* AIM OF THE TASK *
Write out every entry exactly as given, but omit the pictures.

---------- MATERIAL TO PROCESS

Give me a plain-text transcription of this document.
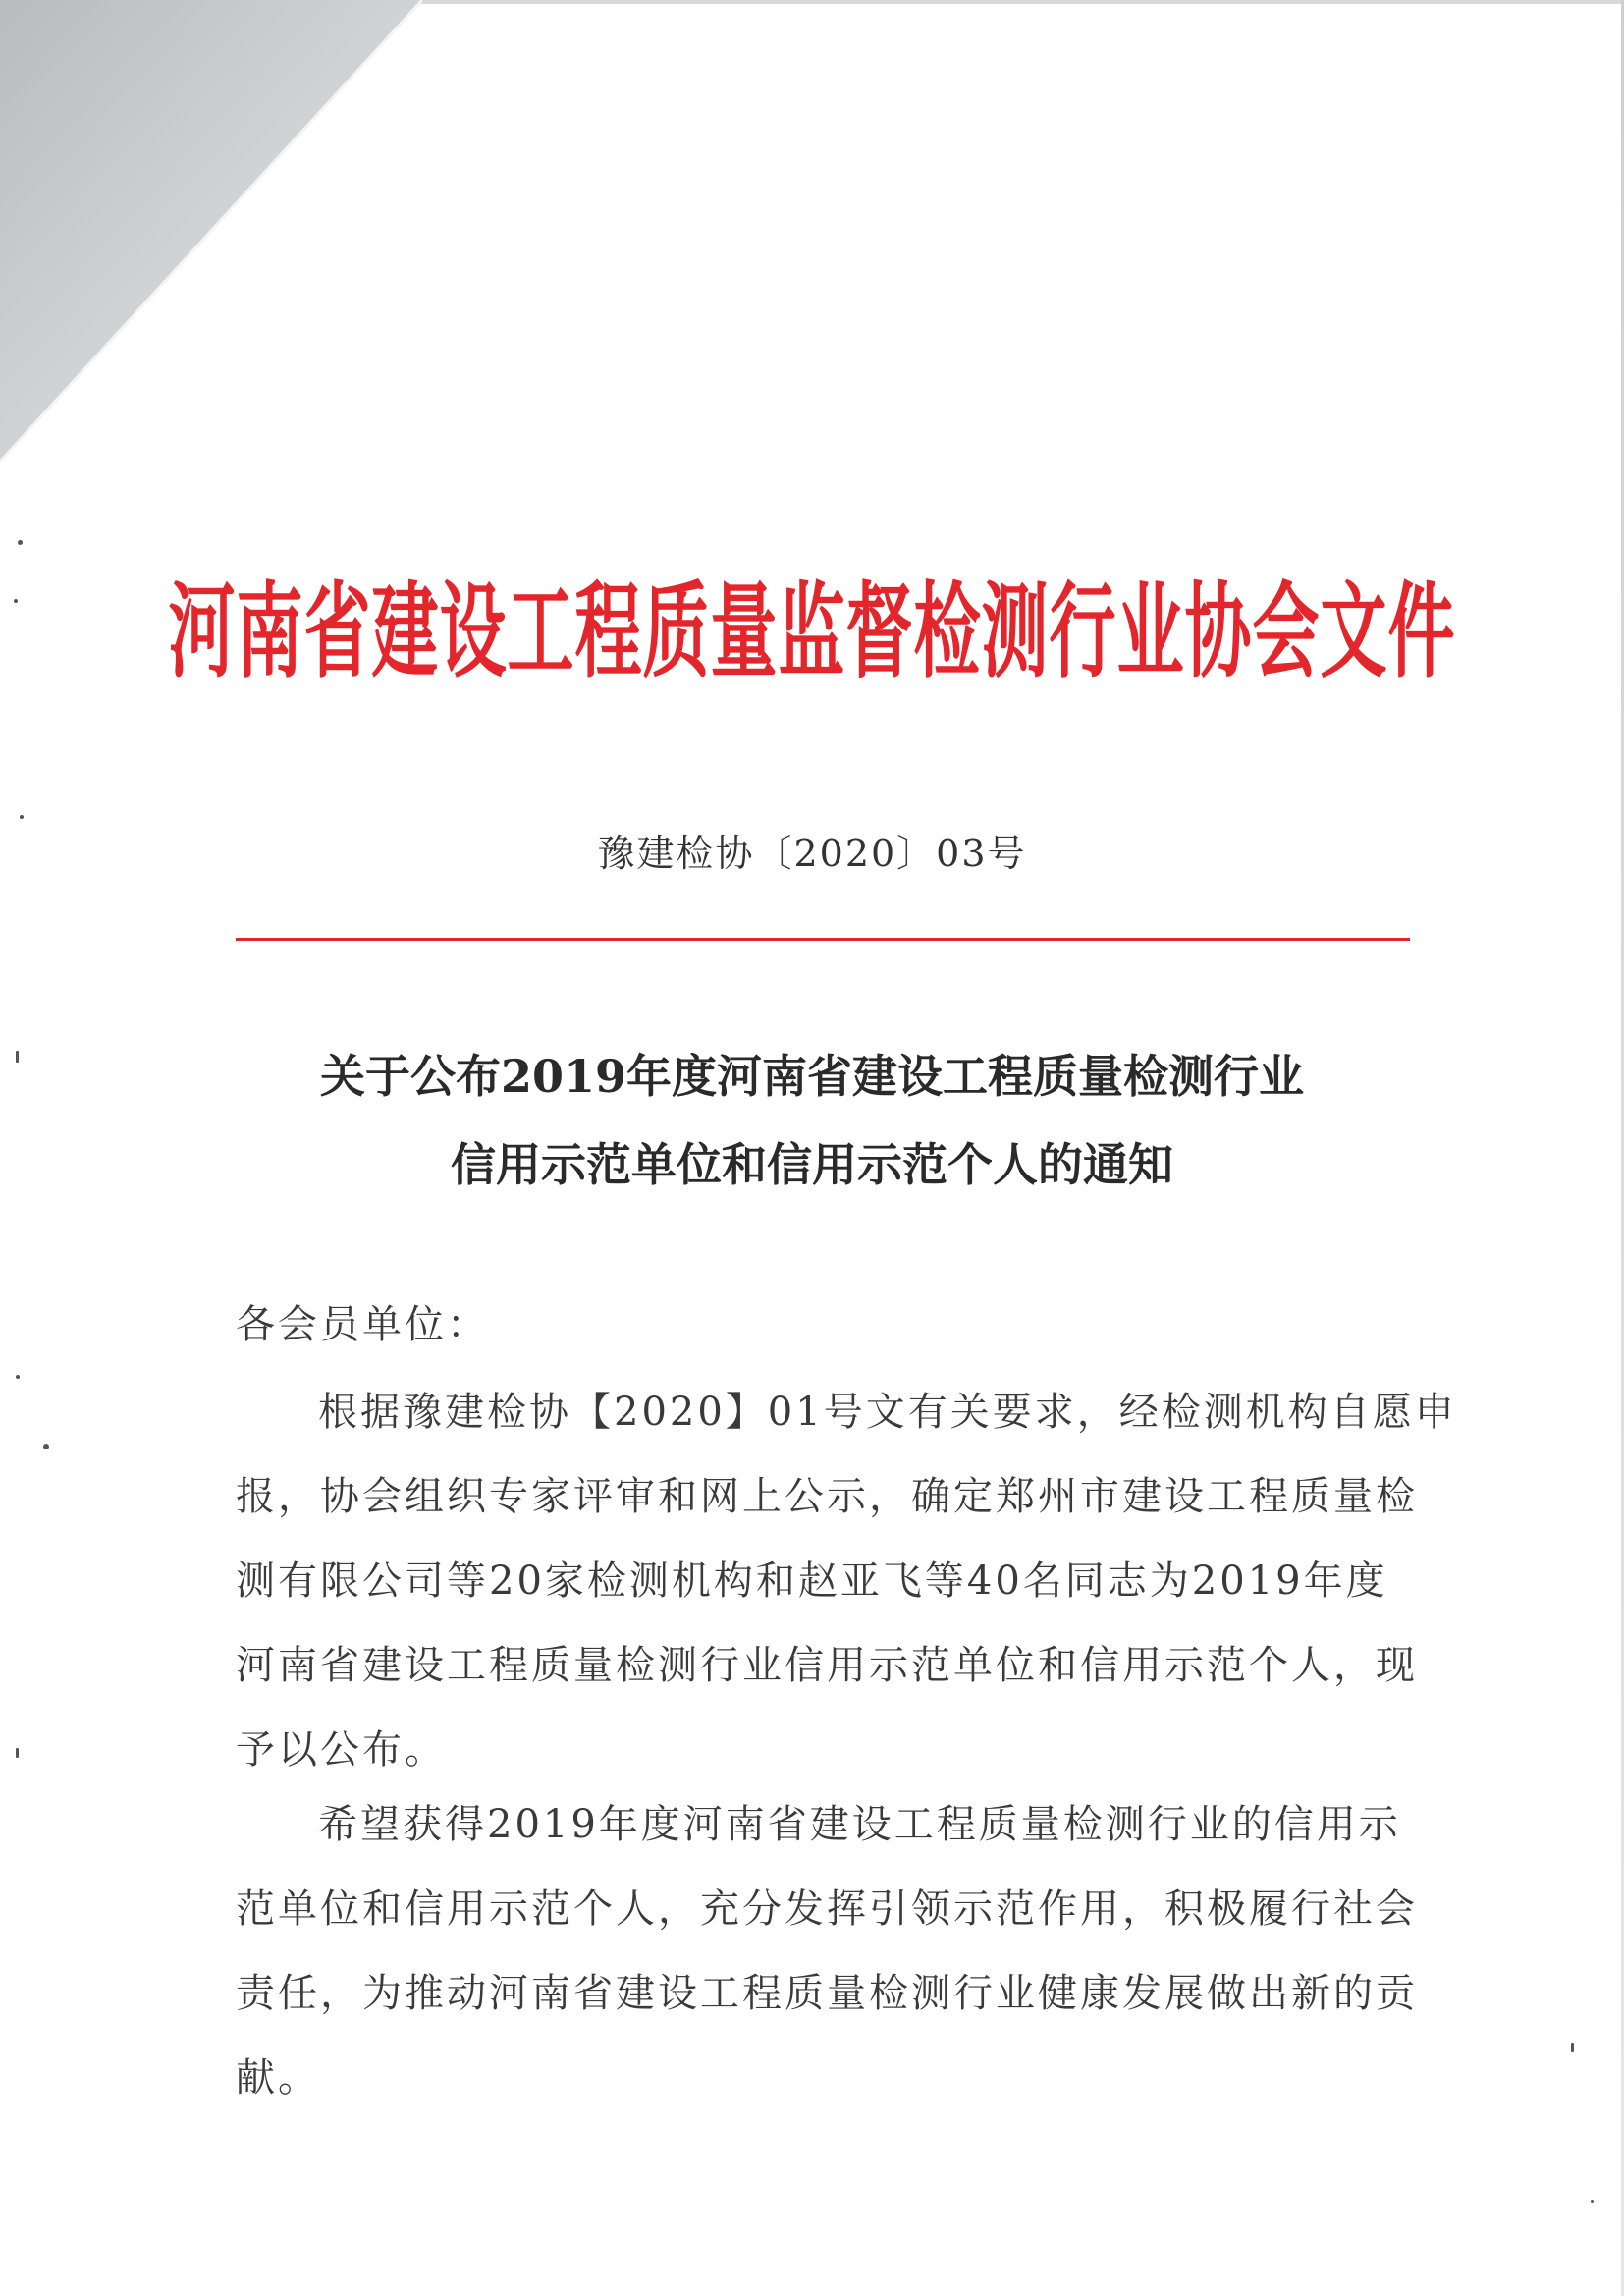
河南省建设工程质量监督检测行业协会文件
豫建检协〔2020〕03号
关于公布2019年度河南省建设工程质量检测行业
信用示范单位和信用示范个人的通知
各会员单位：
根据豫建检协【2020】01号文有关要求，经检测机构自愿申
报，协会组织专家评审和网上公示，确定郑州市建设工程质量检
测有限公司等20家检测机构和赵亚飞等40名同志为2019年度
河南省建设工程质量检测行业信用示范单位和信用示范个人，现
予以公布。
希望获得2019年度河南省建设工程质量检测行业的信用示
范单位和信用示范个人，充分发挥引领示范作用，积极履行社会
责任，为推动河南省建设工程质量检测行业健康发展做出新的贡
献。
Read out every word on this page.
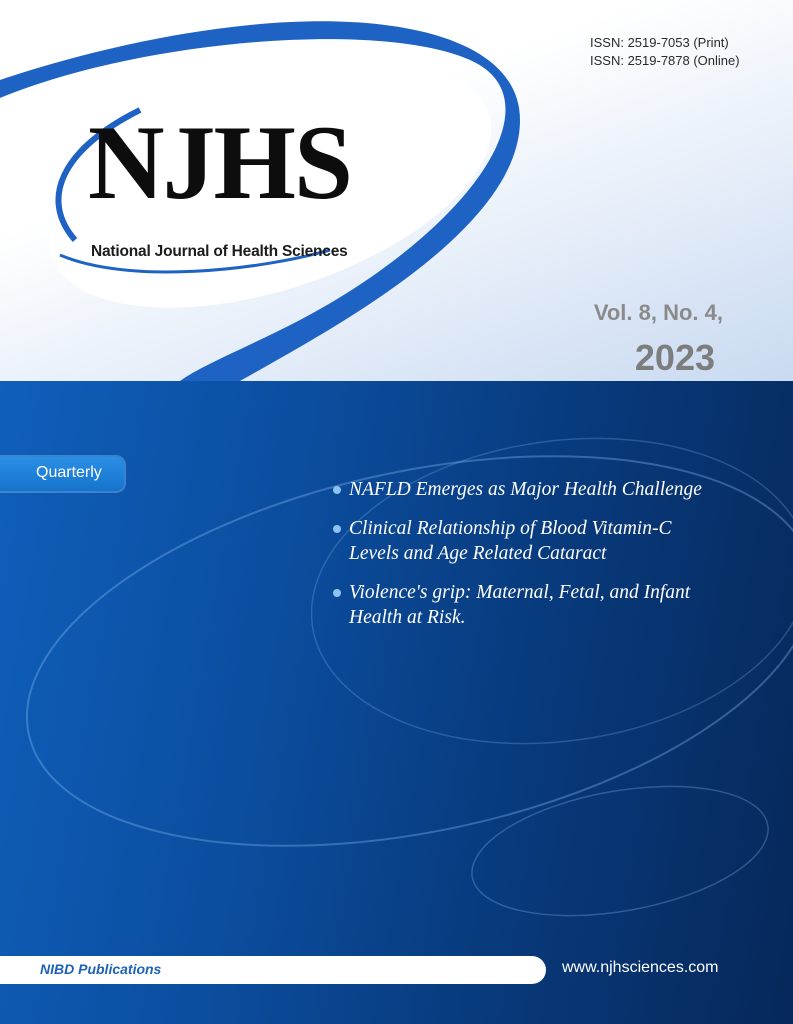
ISSN: 2519-7053 (Print)
ISSN: 2519-7878 (Online)
NJHS
National Journal of Health Sciences
Vol. 8, No. 4,
2023
Quarterly
NAFLD Emerges as Major Health Challenge
Clinical Relationship of Blood Vitamin-C
Levels and Age Related Cataract
Violence's grip: Maternal, Fetal, and Infant
Health at Risk.
NIBD Publications	www.njhsciences.com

--------------------

* ANSWER FOR THE TASK *
Give me a plain-text transcription of this document.
河南省建设工程质量监督检测行业协会文件
豫建检协〔2020〕03号
关于公布2019年度河南省建设工程质量检测行业
信用示范单位和信用示范个人的通知
各会员单位：
根据豫建检协【2020】01号文有关要求，经检测机构自愿申
报，协会组织专家评审和网上公示，确定郑州市建设工程质量检
测有限公司等20家检测机构和赵亚飞等40名同志为2019年度
河南省建设工程质量检测行业信用示范单位和信用示范个人，现
予以公布。
希望获得2019年度河南省建设工程质量检测行业的信用示
范单位和信用示范个人，充分发挥引领示范作用，积极履行社会
责任，为推动河南省建设工程质量检测行业健康发展做出新的贡
献。
Read out every word on this page.
ISSN: 2519-7053 (Print)
ISSN: 2519-7878 (Online)
NJHS
National Journal of Health Sciences
Vol. 8, No. 4,
2023
Quarterly
NAFLD Emerges as Major Health Challenge
Clinical Relationship of Blood Vitamin-C
Levels and Age Related Cataract
Violence's grip: Maternal, Fetal, and Infant
Health at Risk.
NIBD Publications	www.njhsciences.com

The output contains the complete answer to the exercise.